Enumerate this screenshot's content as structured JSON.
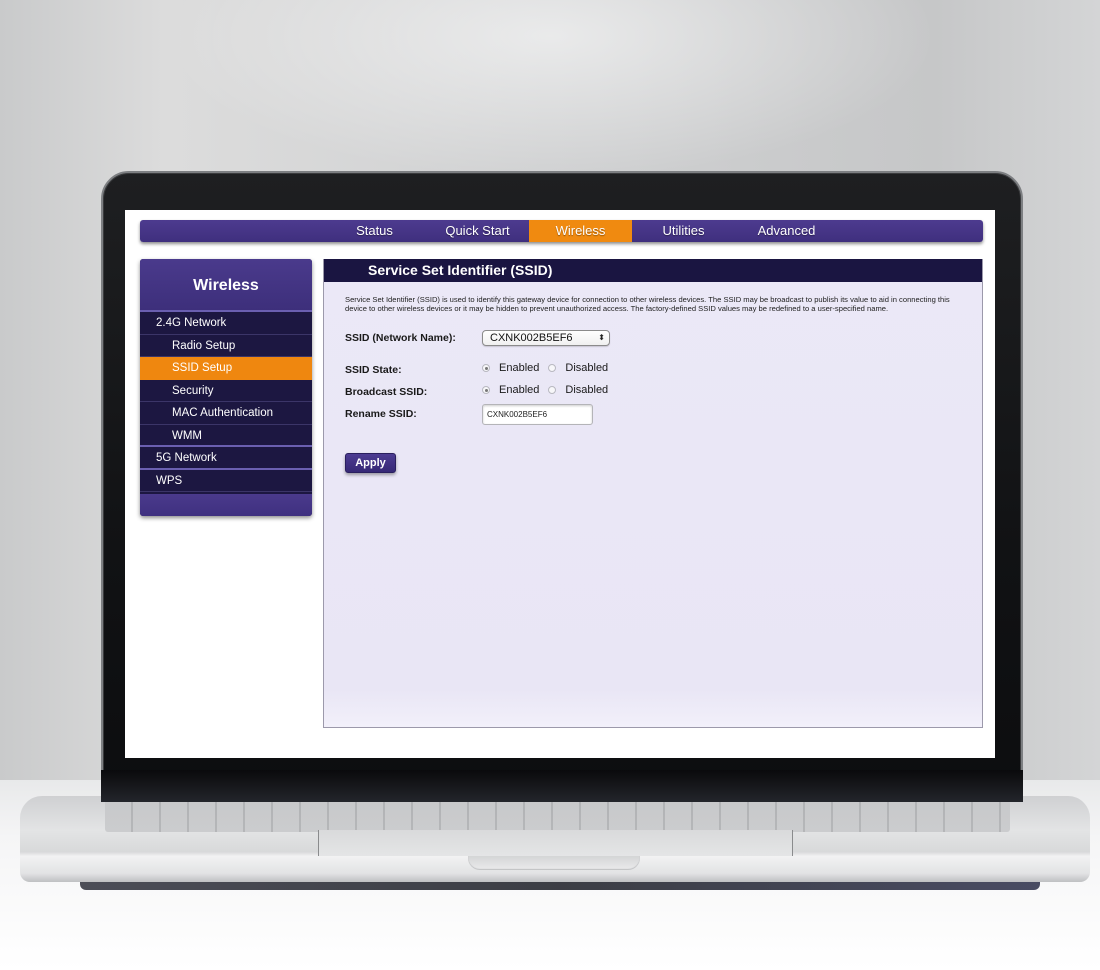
{
  "topnav": {
    "items": [
      {
        "label": "Status",
        "active": false
      },
      {
        "label": "Quick Start",
        "active": false
      },
      {
        "label": "Wireless",
        "active": true
      },
      {
        "label": "Utilities",
        "active": false
      },
      {
        "label": "Advanced",
        "active": false
      }
    ]
  },
  "sidebar": {
    "title": "Wireless",
    "items": [
      {
        "label": "2.4G Network",
        "level": 0,
        "active": false
      },
      {
        "label": "Radio Setup",
        "level": 1,
        "active": false
      },
      {
        "label": "SSID Setup",
        "level": 1,
        "active": true
      },
      {
        "label": "Security",
        "level": 1,
        "active": false
      },
      {
        "label": "MAC Authentication",
        "level": 1,
        "active": false
      },
      {
        "label": "WMM",
        "level": 1,
        "active": false
      },
      {
        "label": "5G Network",
        "level": 0,
        "active": false
      },
      {
        "label": "WPS",
        "level": 0,
        "active": false
      }
    ]
  },
  "main": {
    "title": "Service Set Identifier (SSID)",
    "description": "Service Set Identifier (SSID) is used to identify this gateway device for connection to other wireless devices. The SSID may be broadcast to publish its value to aid in connecting this device to other wireless devices or it may be hidden to prevent unauthorized access. The factory-defined SSID values may be redefined to a user-specified name.",
    "ssid_label": "SSID (Network Name):",
    "ssid_selected": "CXNK002B5EF6",
    "ssid_select_icon": "up-down-arrows-icon",
    "ssid_state": {
      "label": "SSID State:",
      "options": [
        "Enabled",
        "Disabled"
      ],
      "selected": "Enabled"
    },
    "broadcast_ssid": {
      "label": "Broadcast SSID:",
      "options": [
        "Enabled",
        "Disabled"
      ],
      "selected": "Enabled"
    },
    "rename_ssid": {
      "label": "Rename SSID:",
      "value": "CXNK002B5EF6"
    },
    "apply_label": "Apply"
  },
  "colors": {
    "nav_purple": "#3f2f7e",
    "active_orange": "#f08a10",
    "sidebar_navy": "#1c1741",
    "panel_bg": "#ebe8f7"
  }
}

※

_REQUIRED TASK_:
Your task is to repeat the data above exactly while excluding the pictures.

_THE RESULT_:
Enumerate this screenshot's content as structured JSON.
{
  "topnav": {
    "items": [
      {
        "label": "Status",
        "active": false
      },
      {
        "label": "Quick Start",
        "active": false
      },
      {
        "label": "Wireless",
        "active": true
      },
      {
        "label": "Utilities",
        "active": false
      },
      {
        "label": "Advanced",
        "active": false
      }
    ]
  },
  "sidebar": {
    "title": "Wireless",
    "items": [
      {
        "label": "2.4G Network",
        "level": 0,
        "active": false
      },
      {
        "label": "Radio Setup",
        "level": 1,
        "active": false
      },
      {
        "label": "SSID Setup",
        "level": 1,
        "active": true
      },
      {
        "label": "Security",
        "level": 1,
        "active": false
      },
      {
        "label": "MAC Authentication",
        "level": 1,
        "active": false
      },
      {
        "label": "WMM",
        "level": 1,
        "active": false
      },
      {
        "label": "5G Network",
        "level": 0,
        "active": false
      },
      {
        "label": "WPS",
        "level": 0,
        "active": false
      }
    ]
  },
  "main": {
    "title": "Service Set Identifier (SSID)",
    "description": "Service Set Identifier (SSID) is used to identify this gateway device for connection to other wireless devices. The SSID may be broadcast to publish its value to aid in connecting this device to other wireless devices or it may be hidden to prevent unauthorized access. The factory-defined SSID values may be redefined to a user-specified name.",
    "ssid_label": "SSID (Network Name):",
    "ssid_selected": "CXNK002B5EF6",
    "ssid_select_icon": "up-down-arrows-icon",
    "ssid_state": {
      "label": "SSID State:",
      "options": [
        "Enabled",
        "Disabled"
      ],
      "selected": "Enabled"
    },
    "broadcast_ssid": {
      "label": "Broadcast SSID:",
      "options": [
        "Enabled",
        "Disabled"
      ],
      "selected": "Enabled"
    },
    "rename_ssid": {
      "label": "Rename SSID:",
      "value": "CXNK002B5EF6"
    },
    "apply_label": "Apply"
  },
  "colors": {
    "nav_purple": "#3f2f7e",
    "active_orange": "#f08a10",
    "sidebar_navy": "#1c1741",
    "panel_bg": "#ebe8f7"
  }
}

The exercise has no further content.